_Aim of the exercise_
Check each line of the records below for the word "Protestos" and copy those where it appears.

═══ Extracted entries

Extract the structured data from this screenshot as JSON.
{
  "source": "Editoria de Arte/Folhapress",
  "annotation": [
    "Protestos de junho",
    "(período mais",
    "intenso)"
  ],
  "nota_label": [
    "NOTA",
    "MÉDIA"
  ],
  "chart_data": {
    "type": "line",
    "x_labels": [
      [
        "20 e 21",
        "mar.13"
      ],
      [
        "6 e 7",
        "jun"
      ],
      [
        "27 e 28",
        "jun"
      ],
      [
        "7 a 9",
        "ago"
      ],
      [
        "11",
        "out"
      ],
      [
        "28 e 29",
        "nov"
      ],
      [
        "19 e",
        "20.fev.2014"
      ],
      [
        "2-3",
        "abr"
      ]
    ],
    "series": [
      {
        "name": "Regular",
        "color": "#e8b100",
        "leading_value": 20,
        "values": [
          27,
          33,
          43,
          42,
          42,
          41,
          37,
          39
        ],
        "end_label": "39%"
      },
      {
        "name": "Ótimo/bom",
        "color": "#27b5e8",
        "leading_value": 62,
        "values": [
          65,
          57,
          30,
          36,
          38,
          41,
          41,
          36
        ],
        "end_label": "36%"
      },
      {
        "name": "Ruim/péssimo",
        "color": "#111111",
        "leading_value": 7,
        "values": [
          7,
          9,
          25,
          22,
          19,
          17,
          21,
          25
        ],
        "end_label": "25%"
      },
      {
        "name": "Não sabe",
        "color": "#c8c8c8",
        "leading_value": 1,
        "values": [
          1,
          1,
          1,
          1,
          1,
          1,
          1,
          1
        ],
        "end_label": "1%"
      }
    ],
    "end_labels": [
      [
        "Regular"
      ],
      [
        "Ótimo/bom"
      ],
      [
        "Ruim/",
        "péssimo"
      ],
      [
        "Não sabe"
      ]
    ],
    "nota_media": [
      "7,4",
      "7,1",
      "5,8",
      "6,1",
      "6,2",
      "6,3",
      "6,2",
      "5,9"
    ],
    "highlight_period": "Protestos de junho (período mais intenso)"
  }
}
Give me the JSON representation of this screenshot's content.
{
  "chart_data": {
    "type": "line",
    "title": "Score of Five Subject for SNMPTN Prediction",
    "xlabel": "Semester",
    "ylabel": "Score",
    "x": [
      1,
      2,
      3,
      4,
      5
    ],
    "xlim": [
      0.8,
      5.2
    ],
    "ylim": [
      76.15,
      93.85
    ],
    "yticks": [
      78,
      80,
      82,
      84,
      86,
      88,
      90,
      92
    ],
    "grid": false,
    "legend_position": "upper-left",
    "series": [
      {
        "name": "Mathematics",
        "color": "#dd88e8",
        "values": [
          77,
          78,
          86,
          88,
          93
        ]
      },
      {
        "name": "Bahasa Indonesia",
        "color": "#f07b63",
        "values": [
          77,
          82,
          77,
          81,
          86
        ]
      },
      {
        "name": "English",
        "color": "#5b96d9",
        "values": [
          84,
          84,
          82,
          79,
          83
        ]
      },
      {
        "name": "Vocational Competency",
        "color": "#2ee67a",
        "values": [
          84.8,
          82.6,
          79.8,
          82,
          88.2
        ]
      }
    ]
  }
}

══════

_Full response_
    "Protestos de junho",
    "highlight_period": "Protestos de junho (período mais intenso)"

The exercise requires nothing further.